**Data extract**
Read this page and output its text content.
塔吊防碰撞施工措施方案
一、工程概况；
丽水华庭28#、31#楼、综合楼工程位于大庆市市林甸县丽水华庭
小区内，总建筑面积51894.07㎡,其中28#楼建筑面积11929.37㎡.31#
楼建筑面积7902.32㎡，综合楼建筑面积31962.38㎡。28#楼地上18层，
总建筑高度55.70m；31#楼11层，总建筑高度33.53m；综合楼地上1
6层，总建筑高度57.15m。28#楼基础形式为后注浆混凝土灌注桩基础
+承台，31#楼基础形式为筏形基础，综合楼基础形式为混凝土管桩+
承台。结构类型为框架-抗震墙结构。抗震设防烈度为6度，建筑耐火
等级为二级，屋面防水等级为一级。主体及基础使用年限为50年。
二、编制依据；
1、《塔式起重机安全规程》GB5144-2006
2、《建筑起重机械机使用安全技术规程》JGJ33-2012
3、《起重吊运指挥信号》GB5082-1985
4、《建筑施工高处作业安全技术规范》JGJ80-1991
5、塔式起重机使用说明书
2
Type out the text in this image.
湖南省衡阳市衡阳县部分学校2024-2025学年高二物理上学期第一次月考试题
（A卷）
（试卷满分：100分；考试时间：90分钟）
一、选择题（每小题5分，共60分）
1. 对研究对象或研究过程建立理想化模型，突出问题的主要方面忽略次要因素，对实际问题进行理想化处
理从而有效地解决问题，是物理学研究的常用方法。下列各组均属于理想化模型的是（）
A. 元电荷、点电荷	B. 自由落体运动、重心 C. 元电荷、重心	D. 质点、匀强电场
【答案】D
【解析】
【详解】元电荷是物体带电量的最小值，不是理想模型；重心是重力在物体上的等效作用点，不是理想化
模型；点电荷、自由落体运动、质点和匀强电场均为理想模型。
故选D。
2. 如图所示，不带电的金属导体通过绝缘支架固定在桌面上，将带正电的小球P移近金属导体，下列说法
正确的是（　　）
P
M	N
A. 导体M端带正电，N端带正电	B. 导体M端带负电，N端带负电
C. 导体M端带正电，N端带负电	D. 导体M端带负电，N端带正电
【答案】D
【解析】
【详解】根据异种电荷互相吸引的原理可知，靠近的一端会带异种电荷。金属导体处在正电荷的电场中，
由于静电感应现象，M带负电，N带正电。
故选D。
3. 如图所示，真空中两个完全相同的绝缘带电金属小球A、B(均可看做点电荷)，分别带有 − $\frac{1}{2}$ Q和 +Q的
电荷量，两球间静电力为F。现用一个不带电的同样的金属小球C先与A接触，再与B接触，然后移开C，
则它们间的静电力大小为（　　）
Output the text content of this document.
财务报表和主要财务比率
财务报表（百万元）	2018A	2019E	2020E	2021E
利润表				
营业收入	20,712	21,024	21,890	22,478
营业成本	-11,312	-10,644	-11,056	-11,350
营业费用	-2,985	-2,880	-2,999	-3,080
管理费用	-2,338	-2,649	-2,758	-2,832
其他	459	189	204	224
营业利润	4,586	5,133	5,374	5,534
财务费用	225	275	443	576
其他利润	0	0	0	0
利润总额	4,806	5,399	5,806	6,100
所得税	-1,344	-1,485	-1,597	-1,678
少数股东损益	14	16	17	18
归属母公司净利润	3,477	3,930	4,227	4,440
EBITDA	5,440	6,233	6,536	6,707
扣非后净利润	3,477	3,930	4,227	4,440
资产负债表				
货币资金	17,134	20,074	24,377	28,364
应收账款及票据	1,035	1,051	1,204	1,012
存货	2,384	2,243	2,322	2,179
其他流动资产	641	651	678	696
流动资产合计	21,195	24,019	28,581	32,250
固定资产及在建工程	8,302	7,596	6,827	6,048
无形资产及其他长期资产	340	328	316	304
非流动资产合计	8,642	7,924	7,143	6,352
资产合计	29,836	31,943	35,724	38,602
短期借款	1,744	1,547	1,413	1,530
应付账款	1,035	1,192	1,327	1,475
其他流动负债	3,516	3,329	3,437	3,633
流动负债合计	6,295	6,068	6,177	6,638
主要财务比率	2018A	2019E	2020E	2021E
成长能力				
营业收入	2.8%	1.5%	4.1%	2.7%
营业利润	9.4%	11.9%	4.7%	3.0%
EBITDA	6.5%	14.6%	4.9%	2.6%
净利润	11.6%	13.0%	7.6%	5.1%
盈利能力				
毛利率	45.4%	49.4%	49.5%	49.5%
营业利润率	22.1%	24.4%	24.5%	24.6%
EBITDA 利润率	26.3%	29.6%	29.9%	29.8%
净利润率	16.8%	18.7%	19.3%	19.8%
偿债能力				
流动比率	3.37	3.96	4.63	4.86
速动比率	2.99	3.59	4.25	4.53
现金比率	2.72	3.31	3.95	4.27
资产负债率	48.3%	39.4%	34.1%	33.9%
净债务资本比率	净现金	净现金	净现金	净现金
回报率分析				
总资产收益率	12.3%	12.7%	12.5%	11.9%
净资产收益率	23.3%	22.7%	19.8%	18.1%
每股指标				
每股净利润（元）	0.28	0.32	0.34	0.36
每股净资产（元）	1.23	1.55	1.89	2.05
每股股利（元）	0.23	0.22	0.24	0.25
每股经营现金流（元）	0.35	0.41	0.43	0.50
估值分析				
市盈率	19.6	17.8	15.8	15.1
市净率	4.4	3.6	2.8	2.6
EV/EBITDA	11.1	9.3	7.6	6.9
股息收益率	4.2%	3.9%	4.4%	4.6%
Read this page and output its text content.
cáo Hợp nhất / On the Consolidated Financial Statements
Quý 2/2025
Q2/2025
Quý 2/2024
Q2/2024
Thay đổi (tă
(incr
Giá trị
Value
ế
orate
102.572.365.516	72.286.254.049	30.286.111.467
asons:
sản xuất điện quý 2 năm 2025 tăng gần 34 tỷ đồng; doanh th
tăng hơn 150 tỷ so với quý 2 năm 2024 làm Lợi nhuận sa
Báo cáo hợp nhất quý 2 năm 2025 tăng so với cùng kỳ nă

**Challenge**
Check each line in the records for the word "自由落体运动" and say how many have it, with nothing else.

**Output below**
2